### TEXT BLOCK
Cleaning up after Hurricane Dorian

Workers picked apples on the Stirling farm in the Wolfville, Nova Scotia  area a day before Hurricane Dorian arrived. The storm downed power lines and caused washouts. Stirling Farm photo by Robert Short, CBC.

A day after Hurricane Dorian blew out to the North Atlantic sea, Maritime growers are evaluating losses by crop and geography. 

 

For Lisa Jenereaux, Spurr Brothers at Melvern Square, Nova Scotia, the news was discouraging for 100 acres of apples. “At least 30 per cent of our apple crop is on the ground,” she said. “Quality will be the big issue.”

 

“It’s seems we’ve been hit hard lately,” said Jenereaux. “We were quite hopeful that this would be one of our largest apple crops.”  

 

She was quick to add that the situation on her farm might not be the same in the entire Annapolis Valley. Assessments are still underway.    

 

As of noon Monday, September 9, the farm was still without power, complicating shipment of another commodity:  potatoes. With a warehouse in the dark, she was struggling to source a reefer that could come in to take potatoes to market. 

 

About 30 minutes to the east, Charles Keddy, C.O. Keddy Nursery, Kentville, Nova Scotia was one of many who was “electricity-free” from Saturday September 7 until 6 pm Sunday September 8.  

 

“We’re coping the best we can,” said Keddy, while taking several calls on another line. “We have many wash-outs and culverts that have been taken out.”

### DATA SHOWN
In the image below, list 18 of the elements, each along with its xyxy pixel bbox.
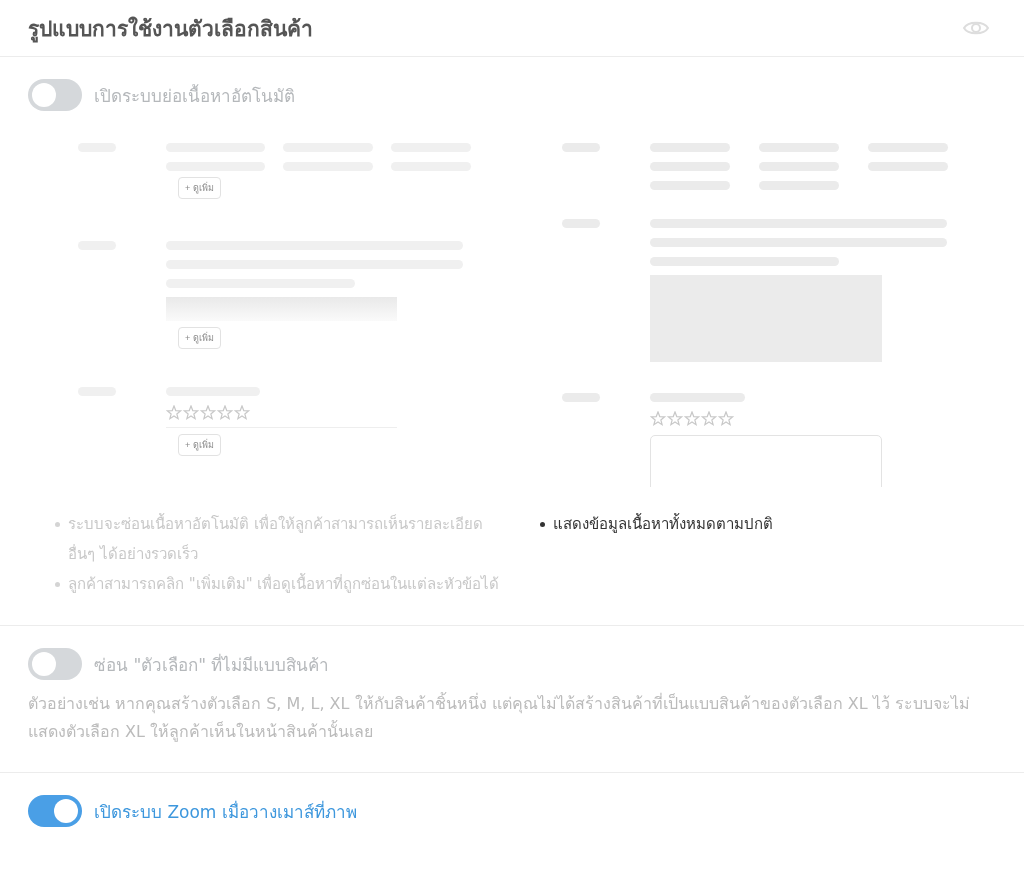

### INSTRUCTIONS FOR THE TASK
Update the Hurricane Dorian cleanup text from "Cleaning up after" to "crop and geography.", putting "Atlantic growers" in place of "Maritime growers". The lines above play no part in this work.

### EXERCISE SOLUTION
Cleaning up after Hurricane Dorian

Workers picked apples on the Stirling farm in the Wolfville, Nova Scotia  area a day before Hurricane Dorian arrived. The storm downed power lines and caused washouts. Stirling Farm photo by Robert Short, CBC.

A day after Hurricane Dorian blew out to the North Atlantic sea, Atlantic growers are evaluating losses by crop and geography.